All entries must be extracted exactly, with nothing added or dropped.

## DATASET RECORDS
━━━━━━

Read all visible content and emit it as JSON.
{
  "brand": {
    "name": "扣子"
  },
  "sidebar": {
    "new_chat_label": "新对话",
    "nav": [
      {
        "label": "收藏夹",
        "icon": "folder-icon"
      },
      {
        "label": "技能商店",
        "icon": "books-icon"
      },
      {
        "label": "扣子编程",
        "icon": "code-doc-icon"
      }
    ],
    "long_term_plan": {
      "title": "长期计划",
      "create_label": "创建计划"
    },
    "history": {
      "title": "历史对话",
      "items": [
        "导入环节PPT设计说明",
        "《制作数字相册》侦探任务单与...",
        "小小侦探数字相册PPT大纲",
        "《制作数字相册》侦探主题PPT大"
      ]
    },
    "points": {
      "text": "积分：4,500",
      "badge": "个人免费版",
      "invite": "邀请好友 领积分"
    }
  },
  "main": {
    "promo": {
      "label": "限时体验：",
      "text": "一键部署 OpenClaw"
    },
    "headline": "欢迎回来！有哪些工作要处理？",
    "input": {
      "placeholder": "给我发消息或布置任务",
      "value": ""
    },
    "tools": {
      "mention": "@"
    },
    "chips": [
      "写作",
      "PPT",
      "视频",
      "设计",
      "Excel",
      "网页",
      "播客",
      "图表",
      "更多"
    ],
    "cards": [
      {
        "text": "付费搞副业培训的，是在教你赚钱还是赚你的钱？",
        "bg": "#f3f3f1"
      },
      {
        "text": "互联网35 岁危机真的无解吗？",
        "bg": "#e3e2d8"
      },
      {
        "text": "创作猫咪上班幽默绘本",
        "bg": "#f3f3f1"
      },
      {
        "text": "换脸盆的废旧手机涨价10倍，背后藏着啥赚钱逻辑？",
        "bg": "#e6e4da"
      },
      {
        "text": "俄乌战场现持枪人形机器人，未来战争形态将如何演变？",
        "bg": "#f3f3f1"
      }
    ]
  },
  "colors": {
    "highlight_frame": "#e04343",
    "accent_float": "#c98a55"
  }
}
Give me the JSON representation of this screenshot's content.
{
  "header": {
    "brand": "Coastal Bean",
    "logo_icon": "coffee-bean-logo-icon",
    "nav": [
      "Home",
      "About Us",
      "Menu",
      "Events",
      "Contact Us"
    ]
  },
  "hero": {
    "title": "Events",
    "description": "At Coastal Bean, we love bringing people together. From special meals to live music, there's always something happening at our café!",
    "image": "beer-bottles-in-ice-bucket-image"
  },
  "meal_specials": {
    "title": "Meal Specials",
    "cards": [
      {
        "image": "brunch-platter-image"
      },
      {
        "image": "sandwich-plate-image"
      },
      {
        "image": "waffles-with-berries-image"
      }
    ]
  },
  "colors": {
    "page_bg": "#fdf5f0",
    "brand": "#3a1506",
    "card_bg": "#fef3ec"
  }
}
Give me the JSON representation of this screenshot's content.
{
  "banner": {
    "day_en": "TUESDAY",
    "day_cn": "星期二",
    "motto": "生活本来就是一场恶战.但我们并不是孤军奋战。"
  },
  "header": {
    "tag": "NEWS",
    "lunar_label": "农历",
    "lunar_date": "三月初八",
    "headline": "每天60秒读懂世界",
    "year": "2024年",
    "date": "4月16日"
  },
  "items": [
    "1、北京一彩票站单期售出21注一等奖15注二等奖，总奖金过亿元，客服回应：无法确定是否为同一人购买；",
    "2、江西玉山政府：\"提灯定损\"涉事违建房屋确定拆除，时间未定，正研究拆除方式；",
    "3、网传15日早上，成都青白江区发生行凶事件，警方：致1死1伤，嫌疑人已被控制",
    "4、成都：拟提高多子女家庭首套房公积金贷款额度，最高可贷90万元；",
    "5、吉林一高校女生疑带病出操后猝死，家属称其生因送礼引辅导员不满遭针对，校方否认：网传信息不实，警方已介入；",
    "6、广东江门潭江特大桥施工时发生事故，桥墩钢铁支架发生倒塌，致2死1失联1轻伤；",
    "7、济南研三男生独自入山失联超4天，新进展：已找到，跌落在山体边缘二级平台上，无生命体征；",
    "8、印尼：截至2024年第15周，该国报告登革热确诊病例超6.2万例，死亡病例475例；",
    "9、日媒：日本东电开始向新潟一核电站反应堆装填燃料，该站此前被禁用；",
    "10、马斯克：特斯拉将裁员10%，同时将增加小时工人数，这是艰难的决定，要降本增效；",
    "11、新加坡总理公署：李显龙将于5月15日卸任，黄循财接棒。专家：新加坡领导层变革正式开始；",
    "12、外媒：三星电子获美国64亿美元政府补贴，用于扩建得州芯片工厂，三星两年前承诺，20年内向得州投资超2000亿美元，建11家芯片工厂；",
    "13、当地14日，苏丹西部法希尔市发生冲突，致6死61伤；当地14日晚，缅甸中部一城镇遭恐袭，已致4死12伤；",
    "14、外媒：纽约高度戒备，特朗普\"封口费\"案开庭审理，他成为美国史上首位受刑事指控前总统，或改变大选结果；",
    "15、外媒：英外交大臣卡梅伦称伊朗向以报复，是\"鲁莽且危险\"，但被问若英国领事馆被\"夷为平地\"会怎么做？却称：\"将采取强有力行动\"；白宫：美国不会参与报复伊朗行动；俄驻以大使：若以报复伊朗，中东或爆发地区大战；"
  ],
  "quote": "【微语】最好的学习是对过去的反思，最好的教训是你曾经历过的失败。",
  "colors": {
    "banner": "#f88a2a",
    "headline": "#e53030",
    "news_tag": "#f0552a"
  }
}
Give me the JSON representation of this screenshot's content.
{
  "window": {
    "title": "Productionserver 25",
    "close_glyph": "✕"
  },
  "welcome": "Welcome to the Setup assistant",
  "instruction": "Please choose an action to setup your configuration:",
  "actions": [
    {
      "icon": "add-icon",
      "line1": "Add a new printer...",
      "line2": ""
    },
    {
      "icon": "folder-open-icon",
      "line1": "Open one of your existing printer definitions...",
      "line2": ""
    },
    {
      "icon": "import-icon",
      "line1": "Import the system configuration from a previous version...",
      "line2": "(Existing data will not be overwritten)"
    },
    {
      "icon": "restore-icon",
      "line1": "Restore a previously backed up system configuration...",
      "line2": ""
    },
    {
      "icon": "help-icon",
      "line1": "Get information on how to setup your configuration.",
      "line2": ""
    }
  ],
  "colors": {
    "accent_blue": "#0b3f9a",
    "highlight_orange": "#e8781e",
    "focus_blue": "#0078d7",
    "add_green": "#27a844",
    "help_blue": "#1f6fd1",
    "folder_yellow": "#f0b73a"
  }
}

━━━━━━

## FULL RESPONSE
Read all visible content and emit it as JSON.
{
  "brand": {
    "name": "扣子"
  },
  "sidebar": {
    "new_chat_label": "新对话",
    "nav": [
      {
        "label": "收藏夹",
        "icon": "folder-icon"
      },
      {
        "label": "技能商店",
        "icon": "books-icon"
      },
      {
        "label": "扣子编程",
        "icon": "code-doc-icon"
      }
    ],
    "long_term_plan": {
      "title": "长期计划",
      "create_label": "创建计划"
    },
    "history": {
      "title": "历史对话",
      "items": [
        "导入环节PPT设计说明",
        "《制作数字相册》侦探任务单与...",
        "小小侦探数字相册PPT大纲",
        "《制作数字相册》侦探主题PPT大"
      ]
    },
    "points": {
      "text": "积分：4,500",
      "badge": "个人免费版",
      "invite": "邀请好友 领积分"
    }
  },
  "main": {
    "promo": {
      "label": "限时体验：",
      "text": "一键部署 OpenClaw"
    },
    "headline": "欢迎回来！有哪些工作要处理？",
    "input": {
      "placeholder": "给我发消息或布置任务",
      "value": ""
    },
    "tools": {
      "mention": "@"
    },
    "chips": [
      "写作",
      "PPT",
      "视频",
      "设计",
      "Excel",
      "网页",
      "播客",
      "图表",
      "更多"
    ],
    "cards": [
      {
        "text": "付费搞副业培训的，是在教你赚钱还是赚你的钱？",
        "bg": "#f3f3f1"
      },
      {
        "text": "互联网35 岁危机真的无解吗？",
        "bg": "#e3e2d8"
      },
      {
        "text": "创作猫咪上班幽默绘本",
        "bg": "#f3f3f1"
      },
      {
        "text": "换脸盆的废旧手机涨价10倍，背后藏着啥赚钱逻辑？",
        "bg": "#e6e4da"
      },
      {
        "text": "俄乌战场现持枪人形机器人，未来战争形态将如何演变？",
        "bg": "#f3f3f1"
      }
    ]
  },
  "colors": {
    "highlight_frame": "#e04343",
    "accent_float": "#c98a55"
  }
}
Give me the JSON representation of this screenshot's content.
{
  "header": {
    "brand": "Coastal Bean",
    "logo_icon": "coffee-bean-logo-icon",
    "nav": [
      "Home",
      "About Us",
      "Menu",
      "Events",
      "Contact Us"
    ]
  },
  "hero": {
    "title": "Events",
    "description": "At Coastal Bean, we love bringing people together. From special meals to live music, there's always something happening at our café!",
    "image": "beer-bottles-in-ice-bucket-image"
  },
  "meal_specials": {
    "title": "Meal Specials",
    "cards": [
      {
        "image": "brunch-platter-image"
      },
      {
        "image": "sandwich-plate-image"
      },
      {
        "image": "waffles-with-berries-image"
      }
    ]
  },
  "colors": {
    "page_bg": "#fdf5f0",
    "brand": "#3a1506",
    "card_bg": "#fef3ec"
  }
}
Give me the JSON representation of this screenshot's content.
{
  "banner": {
    "day_en": "TUESDAY",
    "day_cn": "星期二",
    "motto": "生活本来就是一场恶战.但我们并不是孤军奋战。"
  },
  "header": {
    "tag": "NEWS",
    "lunar_label": "农历",
    "lunar_date": "三月初八",
    "headline": "每天60秒读懂世界",
    "year": "2024年",
    "date": "4月16日"
  },
  "items": [
    "1、北京一彩票站单期售出21注一等奖15注二等奖，总奖金过亿元，客服回应：无法确定是否为同一人购买；",
    "2、江西玉山政府：\"提灯定损\"涉事违建房屋确定拆除，时间未定，正研究拆除方式；",
    "3、网传15日早上，成都青白江区发生行凶事件，警方：致1死1伤，嫌疑人已被控制",
    "4、成都：拟提高多子女家庭首套房公积金贷款额度，最高可贷90万元；",
    "5、吉林一高校女生疑带病出操后猝死，家属称其生因送礼引辅导员不满遭针对，校方否认：网传信息不实，警方已介入；",
    "6、广东江门潭江特大桥施工时发生事故，桥墩钢铁支架发生倒塌，致2死1失联1轻伤；",
    "7、济南研三男生独自入山失联超4天，新进展：已找到，跌落在山体边缘二级平台上，无生命体征；",
    "8、印尼：截至2024年第15周，该国报告登革热确诊病例超6.2万例，死亡病例475例；",
    "9、日媒：日本东电开始向新潟一核电站反应堆装填燃料，该站此前被禁用；",
    "10、马斯克：特斯拉将裁员10%，同时将增加小时工人数，这是艰难的决定，要降本增效；",
    "11、新加坡总理公署：李显龙将于5月15日卸任，黄循财接棒。专家：新加坡领导层变革正式开始；",
    "12、外媒：三星电子获美国64亿美元政府补贴，用于扩建得州芯片工厂，三星两年前承诺，20年内向得州投资超2000亿美元，建11家芯片工厂；",
    "13、当地14日，苏丹西部法希尔市发生冲突，致6死61伤；当地14日晚，缅甸中部一城镇遭恐袭，已致4死12伤；",
    "14、外媒：纽约高度戒备，特朗普\"封口费\"案开庭审理，他成为美国史上首位受刑事指控前总统，或改变大选结果；",
    "15、外媒：英外交大臣卡梅伦称伊朗向以报复，是\"鲁莽且危险\"，但被问若英国领事馆被\"夷为平地\"会怎么做？却称：\"将采取强有力行动\"；白宫：美国不会参与报复伊朗行动；俄驻以大使：若以报复伊朗，中东或爆发地区大战；"
  ],
  "quote": "【微语】最好的学习是对过去的反思，最好的教训是你曾经历过的失败。",
  "colors": {
    "banner": "#f88a2a",
    "headline": "#e53030",
    "news_tag": "#f0552a"
  }
}
Give me the JSON representation of this screenshot's content.
{
  "window": {
    "title": "Productionserver 25",
    "close_glyph": "✕"
  },
  "welcome": "Welcome to the Setup assistant",
  "instruction": "Please choose an action to setup your configuration:",
  "actions": [
    {
      "icon": "add-icon",
      "line1": "Add a new printer...",
      "line2": ""
    },
    {
      "icon": "folder-open-icon",
      "line1": "Open one of your existing printer definitions...",
      "line2": ""
    },
    {
      "icon": "import-icon",
      "line1": "Import the system configuration from a previous version...",
      "line2": "(Existing data will not be overwritten)"
    },
    {
      "icon": "restore-icon",
      "line1": "Restore a previously backed up system configuration...",
      "line2": ""
    },
    {
      "icon": "help-icon",
      "line1": "Get information on how to setup your configuration.",
      "line2": ""
    }
  ],
  "colors": {
    "accent_blue": "#0b3f9a",
    "highlight_orange": "#e8781e",
    "focus_blue": "#0078d7",
    "add_green": "#27a844",
    "help_blue": "#1f6fd1",
    "folder_yellow": "#f0b73a"
  }
}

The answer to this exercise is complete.